* [TASK DIRECTIONS]
Pick out the lines below that include the string "dynamique".

··· DATA ENTRIES ···

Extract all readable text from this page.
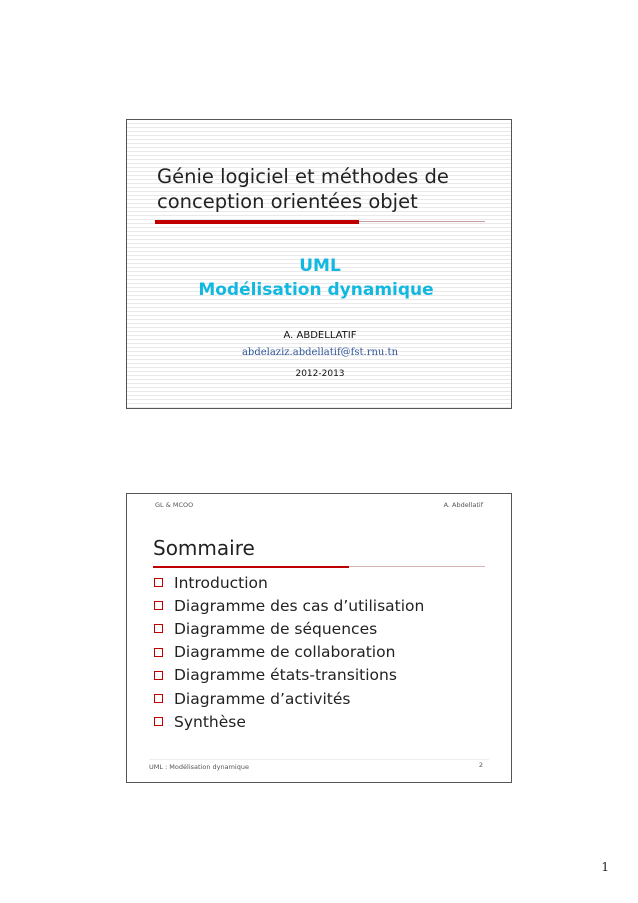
Génie logiciel et méthodes de
conception orientées objet
UML
Modélisation dynamique
A. ABDELLATIF
abdelaziz.abdellatif@fst.rnu.tn
2012-2013
GL & MCOO	A. Abdellatif
Sommaire
Introduction
Diagramme des cas d’utilisation
Diagramme de séquences
Diagramme de collaboration
Diagramme états-transitions
Diagramme d’activités
Synthèse
UML : Modélisation dynamique	2
1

···

* [RESPONSE TO THE TASK]
Modélisation dynamique
UML : Modélisation dynamique	2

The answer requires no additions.